→ **Your instructions**
Copy out all of the material exactly as presented.

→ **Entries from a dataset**
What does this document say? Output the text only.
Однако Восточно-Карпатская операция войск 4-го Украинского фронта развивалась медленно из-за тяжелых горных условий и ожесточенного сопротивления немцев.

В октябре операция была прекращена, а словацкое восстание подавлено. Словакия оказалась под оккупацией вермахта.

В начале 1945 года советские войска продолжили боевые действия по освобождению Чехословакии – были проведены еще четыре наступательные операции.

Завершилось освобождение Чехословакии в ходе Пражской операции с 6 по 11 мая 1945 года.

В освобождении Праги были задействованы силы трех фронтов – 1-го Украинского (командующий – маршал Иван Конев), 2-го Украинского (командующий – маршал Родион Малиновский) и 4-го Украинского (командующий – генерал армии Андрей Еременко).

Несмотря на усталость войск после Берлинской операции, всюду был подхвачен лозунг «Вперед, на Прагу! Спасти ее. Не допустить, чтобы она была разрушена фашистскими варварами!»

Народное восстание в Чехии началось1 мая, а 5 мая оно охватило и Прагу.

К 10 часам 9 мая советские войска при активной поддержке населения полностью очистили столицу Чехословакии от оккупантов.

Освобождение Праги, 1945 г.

→ **Answer for the task**
What does this document say? Output the text only.
Однако Восточно-Карпатская операция войск 4-го Украинского фронта развивалась медленно из-за тяжелых горных условий и ожесточенного сопротивления немцев.

В октябре операция была прекращена, а словацкое восстание подавлено. Словакия оказалась под оккупацией вермахта.

В начале 1945 года советские войска продолжили боевые действия по освобождению Чехословакии – были проведены еще четыре наступательные операции.

Завершилось освобождение Чехословакии в ходе Пражской операции с 6 по 11 мая 1945 года.

В освобождении Праги были задействованы силы трех фронтов – 1-го Украинского (командующий – маршал Иван Конев), 2-го Украинского (командующий – маршал Родион Малиновский) и 4-го Украинского (командующий – генерал армии Андрей Еременко).

Несмотря на усталость войск после Берлинской операции, всюду был подхвачен лозунг «Вперед, на Прагу! Спасти ее. Не допустить, чтобы она была разрушена фашистскими варварами!»

Народное восстание в Чехии началось1 мая, а 5 мая оно охватило и Прагу.

К 10 часам 9 мая советские войска при активной поддержке населения полностью очистили столицу Чехословакии от оккупантов.

Освобождение Праги, 1945 г.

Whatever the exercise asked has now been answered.